→ TASK BRIEF:
Rewrite the entries below, renaming every "binding-hole" to "punch-hole" and leaving everything else unchanged.

-- begin --

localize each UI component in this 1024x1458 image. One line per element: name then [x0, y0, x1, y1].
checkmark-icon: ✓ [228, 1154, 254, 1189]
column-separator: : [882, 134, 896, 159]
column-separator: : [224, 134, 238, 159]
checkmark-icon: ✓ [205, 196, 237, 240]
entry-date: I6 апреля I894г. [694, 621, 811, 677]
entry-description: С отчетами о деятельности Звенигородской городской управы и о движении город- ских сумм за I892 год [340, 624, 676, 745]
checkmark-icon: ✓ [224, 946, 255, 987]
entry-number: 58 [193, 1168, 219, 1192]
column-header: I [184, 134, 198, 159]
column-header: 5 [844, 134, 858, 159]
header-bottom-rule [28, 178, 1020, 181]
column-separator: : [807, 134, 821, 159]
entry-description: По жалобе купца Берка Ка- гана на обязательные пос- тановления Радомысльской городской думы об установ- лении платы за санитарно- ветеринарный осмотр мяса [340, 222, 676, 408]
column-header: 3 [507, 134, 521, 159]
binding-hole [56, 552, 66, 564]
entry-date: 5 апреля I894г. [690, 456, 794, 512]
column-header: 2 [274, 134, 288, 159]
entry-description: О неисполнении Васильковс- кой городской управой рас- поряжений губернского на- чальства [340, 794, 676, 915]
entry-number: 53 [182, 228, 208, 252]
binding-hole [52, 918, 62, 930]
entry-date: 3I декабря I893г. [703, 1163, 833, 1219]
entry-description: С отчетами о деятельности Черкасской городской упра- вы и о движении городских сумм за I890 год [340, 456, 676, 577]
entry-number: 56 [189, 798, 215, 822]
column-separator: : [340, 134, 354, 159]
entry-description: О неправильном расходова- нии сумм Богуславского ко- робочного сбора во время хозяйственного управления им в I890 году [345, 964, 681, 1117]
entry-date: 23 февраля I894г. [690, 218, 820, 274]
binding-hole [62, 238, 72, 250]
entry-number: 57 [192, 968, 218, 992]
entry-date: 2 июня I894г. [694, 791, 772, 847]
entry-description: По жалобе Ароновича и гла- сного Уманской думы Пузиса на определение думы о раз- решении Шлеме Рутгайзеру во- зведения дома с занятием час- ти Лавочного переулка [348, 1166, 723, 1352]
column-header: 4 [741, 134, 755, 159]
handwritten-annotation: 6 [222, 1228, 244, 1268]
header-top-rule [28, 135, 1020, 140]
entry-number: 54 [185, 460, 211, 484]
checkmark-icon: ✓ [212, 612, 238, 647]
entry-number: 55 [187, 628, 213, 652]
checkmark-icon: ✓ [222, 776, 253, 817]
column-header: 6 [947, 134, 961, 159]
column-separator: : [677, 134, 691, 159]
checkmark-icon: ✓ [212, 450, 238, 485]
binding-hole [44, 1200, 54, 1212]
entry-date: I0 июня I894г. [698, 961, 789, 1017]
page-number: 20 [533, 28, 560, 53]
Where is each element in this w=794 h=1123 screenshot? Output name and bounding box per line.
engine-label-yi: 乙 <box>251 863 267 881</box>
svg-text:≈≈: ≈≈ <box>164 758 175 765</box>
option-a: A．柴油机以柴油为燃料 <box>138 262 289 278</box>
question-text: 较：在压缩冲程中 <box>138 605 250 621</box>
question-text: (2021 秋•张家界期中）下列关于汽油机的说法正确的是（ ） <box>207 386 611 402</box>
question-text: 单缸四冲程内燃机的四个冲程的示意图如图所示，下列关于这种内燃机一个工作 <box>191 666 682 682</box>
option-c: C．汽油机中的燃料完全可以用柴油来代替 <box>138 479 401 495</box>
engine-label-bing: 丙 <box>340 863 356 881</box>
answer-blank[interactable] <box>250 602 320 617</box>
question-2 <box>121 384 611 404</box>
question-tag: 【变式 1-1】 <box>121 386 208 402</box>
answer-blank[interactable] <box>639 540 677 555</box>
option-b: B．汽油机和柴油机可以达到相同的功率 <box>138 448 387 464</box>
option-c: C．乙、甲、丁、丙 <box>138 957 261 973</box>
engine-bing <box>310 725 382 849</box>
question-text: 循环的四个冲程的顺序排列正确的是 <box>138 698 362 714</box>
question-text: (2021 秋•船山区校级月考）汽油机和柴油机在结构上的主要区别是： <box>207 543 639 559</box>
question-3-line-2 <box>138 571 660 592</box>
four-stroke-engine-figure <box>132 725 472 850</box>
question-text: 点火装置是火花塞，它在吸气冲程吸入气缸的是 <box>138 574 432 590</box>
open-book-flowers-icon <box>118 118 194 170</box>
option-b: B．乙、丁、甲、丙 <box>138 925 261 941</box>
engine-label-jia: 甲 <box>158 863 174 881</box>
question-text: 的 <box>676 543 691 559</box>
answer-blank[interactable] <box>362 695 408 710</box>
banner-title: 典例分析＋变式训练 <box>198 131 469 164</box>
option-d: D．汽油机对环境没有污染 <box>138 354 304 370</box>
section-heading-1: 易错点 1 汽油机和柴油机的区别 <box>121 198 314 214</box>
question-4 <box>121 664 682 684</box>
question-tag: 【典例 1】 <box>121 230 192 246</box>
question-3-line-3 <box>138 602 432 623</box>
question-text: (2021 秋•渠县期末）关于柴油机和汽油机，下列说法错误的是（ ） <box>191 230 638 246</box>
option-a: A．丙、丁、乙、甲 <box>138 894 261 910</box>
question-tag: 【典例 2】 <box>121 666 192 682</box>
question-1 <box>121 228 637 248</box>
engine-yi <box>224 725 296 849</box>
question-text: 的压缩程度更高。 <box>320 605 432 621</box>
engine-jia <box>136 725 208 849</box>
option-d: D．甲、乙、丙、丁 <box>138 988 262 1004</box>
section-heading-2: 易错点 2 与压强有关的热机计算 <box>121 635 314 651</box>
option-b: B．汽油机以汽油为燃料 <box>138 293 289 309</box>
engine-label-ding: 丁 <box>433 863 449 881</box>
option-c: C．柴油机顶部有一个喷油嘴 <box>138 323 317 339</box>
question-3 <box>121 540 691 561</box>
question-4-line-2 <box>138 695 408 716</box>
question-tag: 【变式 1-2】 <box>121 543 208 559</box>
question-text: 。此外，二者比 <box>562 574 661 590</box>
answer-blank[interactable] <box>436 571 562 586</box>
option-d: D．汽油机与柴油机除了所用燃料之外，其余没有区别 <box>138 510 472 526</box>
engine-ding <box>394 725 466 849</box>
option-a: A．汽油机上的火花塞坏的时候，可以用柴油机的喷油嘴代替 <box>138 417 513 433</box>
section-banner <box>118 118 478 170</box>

-- end --

→ SOLUTION FOR THIS TASK:
localize each UI component in this 1024x1458 image. One line per element: name then [x0, y0, x1, y1].
checkmark-icon: ✓ [228, 1154, 254, 1189]
column-separator: : [882, 134, 896, 159]
column-separator: : [224, 134, 238, 159]
checkmark-icon: ✓ [205, 196, 237, 240]
entry-date: I6 апреля I894г. [694, 621, 811, 677]
entry-description: С отчетами о деятельности Звенигородской городской управы и о движении город- ских сумм за I892 год [340, 624, 676, 745]
checkmark-icon: ✓ [224, 946, 255, 987]
entry-number: 58 [193, 1168, 219, 1192]
column-header: I [184, 134, 198, 159]
column-header: 5 [844, 134, 858, 159]
header-bottom-rule [28, 178, 1020, 181]
column-separator: : [807, 134, 821, 159]
entry-description: По жалобе купца Берка Ка- гана на обязательные пос- тановления Радомысльской городской думы об установ- лении платы за санитарно- ветеринарный осмотр мяса [340, 222, 676, 408]
column-header: 3 [507, 134, 521, 159]
punch-hole [56, 552, 66, 564]
entry-date: 5 апреля I894г. [690, 456, 794, 512]
column-header: 2 [274, 134, 288, 159]
entry-description: О неисполнении Васильковс- кой городской управой рас- поряжений губернского на- чальства [340, 794, 676, 915]
entry-number: 53 [182, 228, 208, 252]
punch-hole [52, 918, 62, 930]
entry-date: 3I декабря I893г. [703, 1163, 833, 1219]
entry-description: С отчетами о деятельности Черкасской городской упра- вы и о движении городских сумм за I890 год [340, 456, 676, 577]
entry-number: 56 [189, 798, 215, 822]
column-separator: : [340, 134, 354, 159]
entry-description: О неправильном расходова- нии сумм Богуславского ко- робочного сбора во время хозяйственного управления им в I890 году [345, 964, 681, 1117]
entry-date: 23 февраля I894г. [690, 218, 820, 274]
punch-hole [62, 238, 72, 250]
entry-number: 57 [192, 968, 218, 992]
entry-date: 2 июня I894г. [694, 791, 772, 847]
entry-description: По жалобе Ароновича и гла- сного Уманской думы Пузиса на определение думы о раз- решении Шлеме Рутгайзеру во- зведения дома с занятием час- ти Лавочного переулка [348, 1166, 723, 1352]
column-header: 4 [741, 134, 755, 159]
handwritten-annotation: 6 [222, 1228, 244, 1268]
header-top-rule [28, 135, 1020, 140]
entry-number: 54 [185, 460, 211, 484]
checkmark-icon: ✓ [212, 612, 238, 647]
entry-number: 55 [187, 628, 213, 652]
checkmark-icon: ✓ [222, 776, 253, 817]
column-header: 6 [947, 134, 961, 159]
column-separator: : [677, 134, 691, 159]
checkmark-icon: ✓ [212, 450, 238, 485]
punch-hole [44, 1200, 54, 1212]
entry-date: I0 июня I894г. [698, 961, 789, 1017]
page-number: 20 [533, 28, 560, 53]
Where is each element in this w=794 h=1123 screenshot? Output name and bounding box per line.
engine-label-yi: 乙 <box>251 863 267 881</box>
svg-text:≈≈: ≈≈ <box>164 758 175 765</box>
option-a: A．柴油机以柴油为燃料 <box>138 262 289 278</box>
question-text: 较：在压缩冲程中 <box>138 605 250 621</box>
question-text: (2021 秋•张家界期中）下列关于汽油机的说法正确的是（ ） <box>207 386 611 402</box>
question-text: 单缸四冲程内燃机的四个冲程的示意图如图所示，下列关于这种内燃机一个工作 <box>191 666 682 682</box>
option-c: C．汽油机中的燃料完全可以用柴油来代替 <box>138 479 401 495</box>
engine-label-bing: 丙 <box>340 863 356 881</box>
answer-blank[interactable] <box>250 602 320 617</box>
question-2 <box>121 384 611 404</box>
question-tag: 【变式 1-1】 <box>121 386 208 402</box>
answer-blank[interactable] <box>639 540 677 555</box>
option-b: B．汽油机和柴油机可以达到相同的功率 <box>138 448 387 464</box>
option-c: C．乙、甲、丁、丙 <box>138 957 261 973</box>
engine-bing <box>310 725 382 849</box>
question-text: 循环的四个冲程的顺序排列正确的是 <box>138 698 362 714</box>
question-text: (2021 秋•船山区校级月考）汽油机和柴油机在结构上的主要区别是： <box>207 543 639 559</box>
question-3-line-2 <box>138 571 660 592</box>
four-stroke-engine-figure <box>132 725 472 850</box>
question-text: 点火装置是火花塞，它在吸气冲程吸入气缸的是 <box>138 574 432 590</box>
open-book-flowers-icon <box>118 118 194 170</box>
option-b: B．乙、丁、甲、丙 <box>138 925 261 941</box>
engine-label-jia: 甲 <box>158 863 174 881</box>
question-text: 的 <box>676 543 691 559</box>
answer-blank[interactable] <box>362 695 408 710</box>
banner-title: 典例分析＋变式训练 <box>198 131 469 164</box>
option-d: D．汽油机对环境没有污染 <box>138 354 304 370</box>
section-heading-1: 易错点 1 汽油机和柴油机的区别 <box>121 198 314 214</box>
question-4 <box>121 664 682 684</box>
question-tag: 【典例 1】 <box>121 230 192 246</box>
question-3-line-3 <box>138 602 432 623</box>
question-text: (2021 秋•渠县期末）关于柴油机和汽油机，下列说法错误的是（ ） <box>191 230 638 246</box>
option-a: A．丙、丁、乙、甲 <box>138 894 261 910</box>
question-tag: 【典例 2】 <box>121 666 192 682</box>
question-1 <box>121 228 637 248</box>
engine-yi <box>224 725 296 849</box>
question-text: 的压缩程度更高。 <box>320 605 432 621</box>
engine-jia <box>136 725 208 849</box>
option-d: D．甲、乙、丙、丁 <box>138 988 262 1004</box>
section-heading-2: 易错点 2 与压强有关的热机计算 <box>121 635 314 651</box>
option-b: B．汽油机以汽油为燃料 <box>138 293 289 309</box>
engine-label-ding: 丁 <box>433 863 449 881</box>
option-c: C．柴油机顶部有一个喷油嘴 <box>138 323 317 339</box>
question-3 <box>121 540 691 561</box>
question-4-line-2 <box>138 695 408 716</box>
question-tag: 【变式 1-2】 <box>121 543 208 559</box>
question-text: 。此外，二者比 <box>562 574 661 590</box>
answer-blank[interactable] <box>436 571 562 586</box>
option-d: D．汽油机与柴油机除了所用燃料之外，其余没有区别 <box>138 510 472 526</box>
engine-ding <box>394 725 466 849</box>
option-a: A．汽油机上的火花塞坏的时候，可以用柴油机的喷油嘴代替 <box>138 417 513 433</box>
section-banner <box>118 118 478 170</box>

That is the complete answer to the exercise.